╭─ Provided data
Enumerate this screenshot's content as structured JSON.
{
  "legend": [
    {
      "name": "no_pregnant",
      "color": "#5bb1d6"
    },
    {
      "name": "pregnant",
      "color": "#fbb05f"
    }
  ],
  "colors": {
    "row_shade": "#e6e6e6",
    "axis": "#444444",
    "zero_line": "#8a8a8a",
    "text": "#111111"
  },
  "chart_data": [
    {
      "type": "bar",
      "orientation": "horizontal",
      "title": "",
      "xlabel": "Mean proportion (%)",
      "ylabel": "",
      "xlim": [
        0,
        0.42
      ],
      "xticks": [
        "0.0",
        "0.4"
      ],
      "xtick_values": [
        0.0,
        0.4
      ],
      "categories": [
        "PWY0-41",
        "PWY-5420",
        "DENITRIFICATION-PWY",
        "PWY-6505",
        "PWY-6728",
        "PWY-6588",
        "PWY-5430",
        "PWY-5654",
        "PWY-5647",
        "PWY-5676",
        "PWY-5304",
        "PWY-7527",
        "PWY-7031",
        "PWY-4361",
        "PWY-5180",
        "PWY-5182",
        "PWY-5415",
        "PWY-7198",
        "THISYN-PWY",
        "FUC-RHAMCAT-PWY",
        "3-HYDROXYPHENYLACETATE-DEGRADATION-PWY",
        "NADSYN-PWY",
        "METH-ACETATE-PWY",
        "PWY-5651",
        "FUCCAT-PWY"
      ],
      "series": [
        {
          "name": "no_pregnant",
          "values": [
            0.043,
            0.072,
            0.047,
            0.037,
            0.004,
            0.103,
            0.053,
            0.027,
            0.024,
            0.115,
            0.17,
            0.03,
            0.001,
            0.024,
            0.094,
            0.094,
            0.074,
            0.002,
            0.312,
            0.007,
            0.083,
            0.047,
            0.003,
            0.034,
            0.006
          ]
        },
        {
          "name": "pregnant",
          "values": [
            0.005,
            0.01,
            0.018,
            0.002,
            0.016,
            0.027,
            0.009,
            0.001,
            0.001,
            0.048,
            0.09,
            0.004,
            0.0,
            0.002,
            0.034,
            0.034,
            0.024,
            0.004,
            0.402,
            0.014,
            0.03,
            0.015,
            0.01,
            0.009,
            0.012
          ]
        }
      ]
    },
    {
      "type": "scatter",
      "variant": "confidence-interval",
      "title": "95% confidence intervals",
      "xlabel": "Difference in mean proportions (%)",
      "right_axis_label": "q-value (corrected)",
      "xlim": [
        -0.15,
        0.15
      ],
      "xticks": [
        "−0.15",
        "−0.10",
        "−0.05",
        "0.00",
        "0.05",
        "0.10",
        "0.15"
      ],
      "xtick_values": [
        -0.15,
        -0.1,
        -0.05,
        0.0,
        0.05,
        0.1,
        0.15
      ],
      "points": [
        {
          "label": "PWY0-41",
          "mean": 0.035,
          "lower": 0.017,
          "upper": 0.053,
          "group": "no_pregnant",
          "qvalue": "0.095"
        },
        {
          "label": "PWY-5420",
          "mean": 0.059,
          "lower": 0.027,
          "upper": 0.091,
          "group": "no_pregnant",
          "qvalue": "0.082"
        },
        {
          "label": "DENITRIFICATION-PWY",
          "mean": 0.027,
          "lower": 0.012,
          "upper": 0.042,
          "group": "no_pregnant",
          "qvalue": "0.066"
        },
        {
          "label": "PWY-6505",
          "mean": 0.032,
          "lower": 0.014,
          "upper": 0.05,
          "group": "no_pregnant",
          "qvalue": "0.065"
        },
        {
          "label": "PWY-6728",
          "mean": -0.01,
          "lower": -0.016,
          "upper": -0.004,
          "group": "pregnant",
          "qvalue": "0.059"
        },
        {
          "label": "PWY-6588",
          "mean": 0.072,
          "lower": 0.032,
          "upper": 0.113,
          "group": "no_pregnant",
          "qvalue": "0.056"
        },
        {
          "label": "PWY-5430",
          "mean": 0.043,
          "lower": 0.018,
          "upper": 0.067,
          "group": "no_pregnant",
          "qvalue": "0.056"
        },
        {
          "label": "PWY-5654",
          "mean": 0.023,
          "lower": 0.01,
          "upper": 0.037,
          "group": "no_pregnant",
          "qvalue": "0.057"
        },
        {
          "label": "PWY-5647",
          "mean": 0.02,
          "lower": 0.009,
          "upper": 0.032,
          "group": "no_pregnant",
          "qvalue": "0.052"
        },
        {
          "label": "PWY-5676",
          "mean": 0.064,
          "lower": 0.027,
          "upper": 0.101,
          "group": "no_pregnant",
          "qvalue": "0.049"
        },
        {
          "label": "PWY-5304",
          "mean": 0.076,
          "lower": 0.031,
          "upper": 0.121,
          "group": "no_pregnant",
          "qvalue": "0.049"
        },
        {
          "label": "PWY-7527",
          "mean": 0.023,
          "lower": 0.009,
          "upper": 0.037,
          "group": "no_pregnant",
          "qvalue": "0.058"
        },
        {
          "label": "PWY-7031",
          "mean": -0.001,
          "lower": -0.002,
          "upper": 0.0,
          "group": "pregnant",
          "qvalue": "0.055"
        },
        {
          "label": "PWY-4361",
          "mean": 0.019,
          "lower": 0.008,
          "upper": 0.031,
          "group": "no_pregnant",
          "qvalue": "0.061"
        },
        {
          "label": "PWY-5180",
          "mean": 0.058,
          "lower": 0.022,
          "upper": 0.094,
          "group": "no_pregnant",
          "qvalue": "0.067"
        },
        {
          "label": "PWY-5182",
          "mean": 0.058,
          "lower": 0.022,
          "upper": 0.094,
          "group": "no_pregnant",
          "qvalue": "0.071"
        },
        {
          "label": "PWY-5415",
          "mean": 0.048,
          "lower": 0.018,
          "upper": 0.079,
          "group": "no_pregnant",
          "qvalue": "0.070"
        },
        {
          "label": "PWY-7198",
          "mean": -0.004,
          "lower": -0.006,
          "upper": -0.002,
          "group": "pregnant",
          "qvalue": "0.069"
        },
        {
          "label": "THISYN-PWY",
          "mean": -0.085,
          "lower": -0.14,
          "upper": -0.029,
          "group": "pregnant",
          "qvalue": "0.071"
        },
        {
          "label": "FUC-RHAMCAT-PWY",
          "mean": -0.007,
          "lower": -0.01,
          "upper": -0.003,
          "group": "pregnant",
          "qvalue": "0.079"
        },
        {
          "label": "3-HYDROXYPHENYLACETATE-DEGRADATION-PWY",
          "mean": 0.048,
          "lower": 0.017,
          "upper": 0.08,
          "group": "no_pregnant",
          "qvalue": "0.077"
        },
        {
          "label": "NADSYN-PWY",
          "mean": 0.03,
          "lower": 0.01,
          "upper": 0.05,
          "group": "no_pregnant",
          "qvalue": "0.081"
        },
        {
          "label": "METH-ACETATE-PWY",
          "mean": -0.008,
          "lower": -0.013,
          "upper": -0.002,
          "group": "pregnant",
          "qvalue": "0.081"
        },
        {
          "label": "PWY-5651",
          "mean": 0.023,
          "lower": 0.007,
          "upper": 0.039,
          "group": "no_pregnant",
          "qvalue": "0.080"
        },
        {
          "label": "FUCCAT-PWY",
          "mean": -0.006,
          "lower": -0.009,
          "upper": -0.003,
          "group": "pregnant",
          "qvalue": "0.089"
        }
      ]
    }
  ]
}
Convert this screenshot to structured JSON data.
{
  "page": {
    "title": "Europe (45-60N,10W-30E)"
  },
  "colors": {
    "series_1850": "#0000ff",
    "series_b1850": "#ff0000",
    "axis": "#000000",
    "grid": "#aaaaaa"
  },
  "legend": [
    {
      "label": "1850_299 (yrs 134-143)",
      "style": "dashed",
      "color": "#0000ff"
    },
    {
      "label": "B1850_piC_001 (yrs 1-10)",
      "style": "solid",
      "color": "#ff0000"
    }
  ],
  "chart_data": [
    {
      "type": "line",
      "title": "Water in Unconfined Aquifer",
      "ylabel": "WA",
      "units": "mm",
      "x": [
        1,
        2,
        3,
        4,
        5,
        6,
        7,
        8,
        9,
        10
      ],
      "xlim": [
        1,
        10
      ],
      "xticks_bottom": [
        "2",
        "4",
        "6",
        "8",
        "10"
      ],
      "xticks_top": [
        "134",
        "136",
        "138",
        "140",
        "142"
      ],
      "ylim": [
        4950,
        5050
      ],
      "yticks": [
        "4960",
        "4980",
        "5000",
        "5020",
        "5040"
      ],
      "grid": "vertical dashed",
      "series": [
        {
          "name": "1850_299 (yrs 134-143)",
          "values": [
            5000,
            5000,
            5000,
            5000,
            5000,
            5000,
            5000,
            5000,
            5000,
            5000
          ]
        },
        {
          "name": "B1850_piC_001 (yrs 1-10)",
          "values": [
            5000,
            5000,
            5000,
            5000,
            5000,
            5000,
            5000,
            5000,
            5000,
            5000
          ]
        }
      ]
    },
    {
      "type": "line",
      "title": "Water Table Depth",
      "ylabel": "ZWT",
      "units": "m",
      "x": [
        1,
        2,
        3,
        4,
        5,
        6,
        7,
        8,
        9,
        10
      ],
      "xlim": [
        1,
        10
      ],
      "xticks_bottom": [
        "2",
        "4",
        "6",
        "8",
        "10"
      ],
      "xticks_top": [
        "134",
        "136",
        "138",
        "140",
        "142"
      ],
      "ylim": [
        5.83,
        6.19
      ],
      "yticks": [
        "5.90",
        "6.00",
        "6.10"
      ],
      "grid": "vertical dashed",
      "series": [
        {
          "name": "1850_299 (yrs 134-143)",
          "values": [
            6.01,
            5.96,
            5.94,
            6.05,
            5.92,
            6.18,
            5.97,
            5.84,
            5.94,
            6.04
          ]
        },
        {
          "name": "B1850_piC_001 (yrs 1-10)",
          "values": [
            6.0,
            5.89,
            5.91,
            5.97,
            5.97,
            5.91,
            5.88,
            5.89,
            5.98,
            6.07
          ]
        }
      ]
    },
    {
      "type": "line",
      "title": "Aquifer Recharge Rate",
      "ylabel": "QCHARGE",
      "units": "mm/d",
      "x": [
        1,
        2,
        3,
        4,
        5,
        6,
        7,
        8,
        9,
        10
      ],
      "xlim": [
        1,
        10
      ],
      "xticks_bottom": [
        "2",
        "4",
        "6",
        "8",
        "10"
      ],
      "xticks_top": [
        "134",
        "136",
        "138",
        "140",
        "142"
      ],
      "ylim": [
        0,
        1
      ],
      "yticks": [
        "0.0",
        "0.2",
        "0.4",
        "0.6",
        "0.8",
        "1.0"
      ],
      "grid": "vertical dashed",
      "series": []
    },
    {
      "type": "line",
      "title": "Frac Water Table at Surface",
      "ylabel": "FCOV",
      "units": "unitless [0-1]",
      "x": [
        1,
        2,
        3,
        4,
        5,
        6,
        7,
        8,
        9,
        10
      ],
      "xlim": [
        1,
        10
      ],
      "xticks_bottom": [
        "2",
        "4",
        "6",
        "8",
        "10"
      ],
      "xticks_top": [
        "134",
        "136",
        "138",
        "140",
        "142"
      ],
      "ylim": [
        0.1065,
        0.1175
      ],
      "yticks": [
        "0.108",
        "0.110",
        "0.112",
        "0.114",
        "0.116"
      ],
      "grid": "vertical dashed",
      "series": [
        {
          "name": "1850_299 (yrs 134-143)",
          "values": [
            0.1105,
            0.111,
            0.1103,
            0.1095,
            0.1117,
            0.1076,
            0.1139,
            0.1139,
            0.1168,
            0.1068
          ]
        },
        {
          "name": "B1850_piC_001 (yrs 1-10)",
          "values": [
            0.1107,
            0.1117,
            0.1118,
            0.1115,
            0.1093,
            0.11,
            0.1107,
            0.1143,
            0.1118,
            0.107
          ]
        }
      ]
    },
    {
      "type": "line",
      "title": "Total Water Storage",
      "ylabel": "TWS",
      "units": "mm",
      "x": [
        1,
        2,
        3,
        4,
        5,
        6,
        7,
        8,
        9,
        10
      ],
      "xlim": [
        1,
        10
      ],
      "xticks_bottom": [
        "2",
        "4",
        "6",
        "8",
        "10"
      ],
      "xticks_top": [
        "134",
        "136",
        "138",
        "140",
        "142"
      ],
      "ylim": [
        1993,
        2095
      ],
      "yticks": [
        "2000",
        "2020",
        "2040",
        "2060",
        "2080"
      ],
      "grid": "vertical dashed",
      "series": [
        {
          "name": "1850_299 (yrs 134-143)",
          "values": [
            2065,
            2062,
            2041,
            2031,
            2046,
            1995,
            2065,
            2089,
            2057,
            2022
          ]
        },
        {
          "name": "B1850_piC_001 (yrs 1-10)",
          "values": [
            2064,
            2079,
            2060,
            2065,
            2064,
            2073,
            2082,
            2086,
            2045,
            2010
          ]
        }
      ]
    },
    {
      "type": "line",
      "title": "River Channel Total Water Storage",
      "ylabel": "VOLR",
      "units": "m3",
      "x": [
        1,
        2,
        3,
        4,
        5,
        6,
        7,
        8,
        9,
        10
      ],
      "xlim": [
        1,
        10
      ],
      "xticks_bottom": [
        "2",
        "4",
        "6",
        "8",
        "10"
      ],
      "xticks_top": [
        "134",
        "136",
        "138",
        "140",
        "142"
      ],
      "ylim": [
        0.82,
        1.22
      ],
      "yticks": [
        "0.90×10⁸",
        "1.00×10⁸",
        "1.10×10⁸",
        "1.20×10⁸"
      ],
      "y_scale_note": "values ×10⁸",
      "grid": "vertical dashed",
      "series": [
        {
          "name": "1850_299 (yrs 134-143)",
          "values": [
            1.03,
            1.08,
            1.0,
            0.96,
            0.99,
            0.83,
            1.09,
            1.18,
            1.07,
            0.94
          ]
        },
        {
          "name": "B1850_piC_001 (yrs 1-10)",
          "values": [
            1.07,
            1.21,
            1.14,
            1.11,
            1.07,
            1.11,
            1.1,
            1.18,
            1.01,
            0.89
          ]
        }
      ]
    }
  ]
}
╰─
**Your instructions**. Check each line above for the word "Aquifer" and copy the ones that have it.

**Worked solution**.
      "title": "Water in Unconfined Aquifer",
      "title": "Aquifer Recharge Rate",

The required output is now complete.